#### Exercise brief:
Quote the whole listing word for word. Do not include the pictures.

#### Data to process:
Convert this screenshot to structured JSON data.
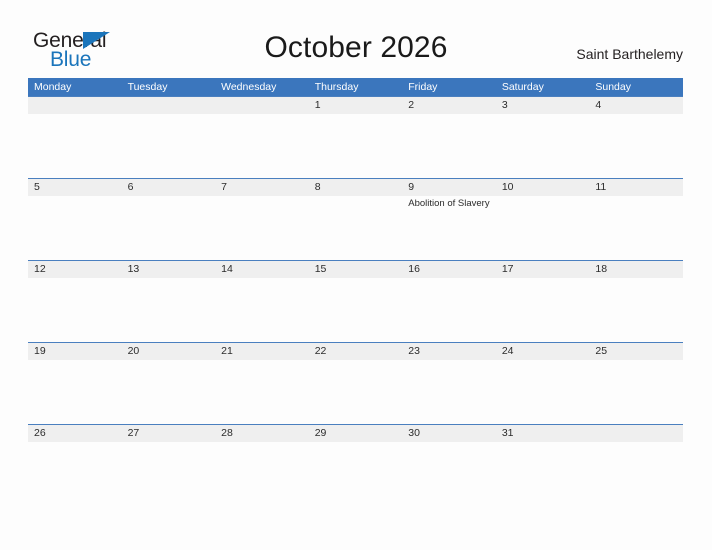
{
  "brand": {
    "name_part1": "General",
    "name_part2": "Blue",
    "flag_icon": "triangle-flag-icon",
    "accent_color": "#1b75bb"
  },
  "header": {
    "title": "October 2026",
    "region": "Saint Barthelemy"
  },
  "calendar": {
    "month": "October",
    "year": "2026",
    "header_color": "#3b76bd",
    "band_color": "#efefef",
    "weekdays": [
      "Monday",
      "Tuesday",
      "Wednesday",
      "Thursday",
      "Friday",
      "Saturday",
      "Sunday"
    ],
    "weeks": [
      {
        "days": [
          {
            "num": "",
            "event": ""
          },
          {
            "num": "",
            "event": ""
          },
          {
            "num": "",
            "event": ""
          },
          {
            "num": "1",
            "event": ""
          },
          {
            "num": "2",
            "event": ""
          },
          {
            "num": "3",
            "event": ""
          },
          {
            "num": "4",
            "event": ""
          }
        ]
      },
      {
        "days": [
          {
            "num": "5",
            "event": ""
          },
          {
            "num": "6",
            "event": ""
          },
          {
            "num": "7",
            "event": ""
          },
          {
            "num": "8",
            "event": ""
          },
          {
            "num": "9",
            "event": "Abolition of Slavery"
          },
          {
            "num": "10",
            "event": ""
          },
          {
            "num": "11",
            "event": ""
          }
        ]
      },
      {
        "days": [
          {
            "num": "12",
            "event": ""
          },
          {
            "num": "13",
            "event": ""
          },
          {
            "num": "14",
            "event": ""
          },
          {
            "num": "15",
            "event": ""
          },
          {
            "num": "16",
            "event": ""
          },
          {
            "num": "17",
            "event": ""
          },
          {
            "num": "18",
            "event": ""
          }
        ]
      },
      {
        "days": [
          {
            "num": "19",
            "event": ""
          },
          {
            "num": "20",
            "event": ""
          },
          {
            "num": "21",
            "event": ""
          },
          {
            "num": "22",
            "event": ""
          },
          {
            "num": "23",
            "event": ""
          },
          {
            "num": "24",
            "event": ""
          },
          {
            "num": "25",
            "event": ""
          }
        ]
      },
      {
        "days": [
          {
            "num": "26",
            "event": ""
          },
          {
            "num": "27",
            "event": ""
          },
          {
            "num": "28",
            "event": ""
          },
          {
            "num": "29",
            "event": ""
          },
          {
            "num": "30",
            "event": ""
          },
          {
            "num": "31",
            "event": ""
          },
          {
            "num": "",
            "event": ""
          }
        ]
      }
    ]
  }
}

#### Reply to the task:
Convert this screenshot to structured JSON data.
{
  "brand": {
    "name_part1": "General",
    "name_part2": "Blue",
    "flag_icon": "triangle-flag-icon",
    "accent_color": "#1b75bb"
  },
  "header": {
    "title": "October 2026",
    "region": "Saint Barthelemy"
  },
  "calendar": {
    "month": "October",
    "year": "2026",
    "header_color": "#3b76bd",
    "band_color": "#efefef",
    "weekdays": [
      "Monday",
      "Tuesday",
      "Wednesday",
      "Thursday",
      "Friday",
      "Saturday",
      "Sunday"
    ],
    "weeks": [
      {
        "days": [
          {
            "num": "",
            "event": ""
          },
          {
            "num": "",
            "event": ""
          },
          {
            "num": "",
            "event": ""
          },
          {
            "num": "1",
            "event": ""
          },
          {
            "num": "2",
            "event": ""
          },
          {
            "num": "3",
            "event": ""
          },
          {
            "num": "4",
            "event": ""
          }
        ]
      },
      {
        "days": [
          {
            "num": "5",
            "event": ""
          },
          {
            "num": "6",
            "event": ""
          },
          {
            "num": "7",
            "event": ""
          },
          {
            "num": "8",
            "event": ""
          },
          {
            "num": "9",
            "event": "Abolition of Slavery"
          },
          {
            "num": "10",
            "event": ""
          },
          {
            "num": "11",
            "event": ""
          }
        ]
      },
      {
        "days": [
          {
            "num": "12",
            "event": ""
          },
          {
            "num": "13",
            "event": ""
          },
          {
            "num": "14",
            "event": ""
          },
          {
            "num": "15",
            "event": ""
          },
          {
            "num": "16",
            "event": ""
          },
          {
            "num": "17",
            "event": ""
          },
          {
            "num": "18",
            "event": ""
          }
        ]
      },
      {
        "days": [
          {
            "num": "19",
            "event": ""
          },
          {
            "num": "20",
            "event": ""
          },
          {
            "num": "21",
            "event": ""
          },
          {
            "num": "22",
            "event": ""
          },
          {
            "num": "23",
            "event": ""
          },
          {
            "num": "24",
            "event": ""
          },
          {
            "num": "25",
            "event": ""
          }
        ]
      },
      {
        "days": [
          {
            "num": "26",
            "event": ""
          },
          {
            "num": "27",
            "event": ""
          },
          {
            "num": "28",
            "event": ""
          },
          {
            "num": "29",
            "event": ""
          },
          {
            "num": "30",
            "event": ""
          },
          {
            "num": "31",
            "event": ""
          },
          {
            "num": "",
            "event": ""
          }
        ]
      }
    ]
  }
}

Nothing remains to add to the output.